(Element and region listings)
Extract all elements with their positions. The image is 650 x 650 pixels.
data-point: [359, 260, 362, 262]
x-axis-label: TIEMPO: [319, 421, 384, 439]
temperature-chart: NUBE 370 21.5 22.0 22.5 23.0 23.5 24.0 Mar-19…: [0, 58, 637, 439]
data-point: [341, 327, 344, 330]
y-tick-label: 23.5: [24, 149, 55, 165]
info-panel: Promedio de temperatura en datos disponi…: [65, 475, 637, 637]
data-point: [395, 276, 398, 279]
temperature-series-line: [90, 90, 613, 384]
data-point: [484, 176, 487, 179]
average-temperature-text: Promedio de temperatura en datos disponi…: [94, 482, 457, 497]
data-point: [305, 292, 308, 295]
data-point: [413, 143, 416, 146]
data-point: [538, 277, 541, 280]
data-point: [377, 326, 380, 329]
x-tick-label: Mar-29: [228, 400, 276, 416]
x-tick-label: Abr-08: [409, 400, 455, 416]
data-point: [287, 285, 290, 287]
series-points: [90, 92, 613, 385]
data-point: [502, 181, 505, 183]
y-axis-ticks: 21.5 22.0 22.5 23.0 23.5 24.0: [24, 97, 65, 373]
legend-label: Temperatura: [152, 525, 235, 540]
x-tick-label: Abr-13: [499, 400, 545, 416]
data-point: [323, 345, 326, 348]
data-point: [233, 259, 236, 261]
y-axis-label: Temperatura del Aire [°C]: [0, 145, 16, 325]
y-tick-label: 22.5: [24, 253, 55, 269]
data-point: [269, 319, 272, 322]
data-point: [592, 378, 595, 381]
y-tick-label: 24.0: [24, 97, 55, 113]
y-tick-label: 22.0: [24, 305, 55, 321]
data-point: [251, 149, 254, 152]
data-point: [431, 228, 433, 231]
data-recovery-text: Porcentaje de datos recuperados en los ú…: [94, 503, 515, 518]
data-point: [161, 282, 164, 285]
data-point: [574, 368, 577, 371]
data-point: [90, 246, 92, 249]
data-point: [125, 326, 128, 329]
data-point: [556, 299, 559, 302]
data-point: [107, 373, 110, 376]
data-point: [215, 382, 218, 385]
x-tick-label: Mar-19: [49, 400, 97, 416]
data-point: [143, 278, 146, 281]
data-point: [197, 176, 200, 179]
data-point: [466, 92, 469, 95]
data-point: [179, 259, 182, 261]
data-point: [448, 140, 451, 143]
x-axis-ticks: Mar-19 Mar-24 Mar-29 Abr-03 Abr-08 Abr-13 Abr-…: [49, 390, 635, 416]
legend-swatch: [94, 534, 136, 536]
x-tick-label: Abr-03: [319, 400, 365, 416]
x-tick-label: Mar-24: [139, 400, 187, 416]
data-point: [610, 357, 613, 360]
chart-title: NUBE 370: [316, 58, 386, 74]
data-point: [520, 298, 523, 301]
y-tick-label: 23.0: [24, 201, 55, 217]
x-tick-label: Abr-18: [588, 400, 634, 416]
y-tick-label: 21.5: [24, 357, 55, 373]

**Problem statement:** Could you edit these lines so that each "data-point" becomes "point-marker", with everything else left unchanged?

**Answer to this exercise:**
Extract all elements with their positions. The image is 650 x 650 pixels.
point-marker: [359, 260, 362, 262]
x-axis-label: TIEMPO: [319, 421, 384, 439]
temperature-chart: NUBE 370 21.5 22.0 22.5 23.0 23.5 24.0 Mar-19…: [0, 58, 637, 439]
point-marker: [341, 327, 344, 330]
y-tick-label: 23.5: [24, 149, 55, 165]
info-panel: Promedio de temperatura en datos disponi…: [65, 475, 637, 637]
point-marker: [395, 276, 398, 279]
temperature-series-line: [90, 90, 613, 384]
point-marker: [484, 176, 487, 179]
average-temperature-text: Promedio de temperatura en datos disponi…: [94, 482, 457, 497]
point-marker: [305, 292, 308, 295]
point-marker: [413, 143, 416, 146]
point-marker: [538, 277, 541, 280]
point-marker: [377, 326, 380, 329]
x-tick-label: Mar-29: [228, 400, 276, 416]
x-tick-label: Abr-08: [409, 400, 455, 416]
point-marker: [287, 285, 290, 287]
series-points: [90, 92, 613, 385]
point-marker: [502, 181, 505, 183]
y-axis-ticks: 21.5 22.0 22.5 23.0 23.5 24.0: [24, 97, 65, 373]
legend-label: Temperatura: [152, 525, 235, 540]
x-tick-label: Abr-13: [499, 400, 545, 416]
point-marker: [323, 345, 326, 348]
point-marker: [233, 259, 236, 261]
y-axis-label: Temperatura del Aire [°C]: [0, 145, 16, 325]
y-tick-label: 22.5: [24, 253, 55, 269]
point-marker: [269, 319, 272, 322]
point-marker: [592, 378, 595, 381]
y-tick-label: 24.0: [24, 97, 55, 113]
y-tick-label: 22.0: [24, 305, 55, 321]
point-marker: [251, 149, 254, 152]
point-marker: [431, 228, 433, 231]
data-recovery-text: Porcentaje de datos recuperados en los ú…: [94, 503, 515, 518]
point-marker: [161, 282, 164, 285]
point-marker: [574, 368, 577, 371]
point-marker: [90, 246, 92, 249]
point-marker: [125, 326, 128, 329]
point-marker: [556, 299, 559, 302]
point-marker: [107, 373, 110, 376]
point-marker: [215, 382, 218, 385]
x-tick-label: Mar-19: [49, 400, 97, 416]
point-marker: [143, 278, 146, 281]
point-marker: [197, 176, 200, 179]
point-marker: [466, 92, 469, 95]
point-marker: [179, 259, 182, 261]
point-marker: [448, 140, 451, 143]
x-axis-ticks: Mar-19 Mar-24 Mar-29 Abr-03 Abr-08 Abr-13 Abr-…: [49, 390, 635, 416]
legend-swatch: [94, 534, 136, 536]
x-tick-label: Abr-03: [319, 400, 365, 416]
x-tick-label: Mar-24: [139, 400, 187, 416]
point-marker: [610, 357, 613, 360]
chart-title: NUBE 370: [316, 58, 386, 74]
point-marker: [520, 298, 523, 301]
y-tick-label: 23.0: [24, 201, 55, 217]
x-tick-label: Abr-18: [588, 400, 634, 416]
y-tick-label: 21.5: [24, 357, 55, 373]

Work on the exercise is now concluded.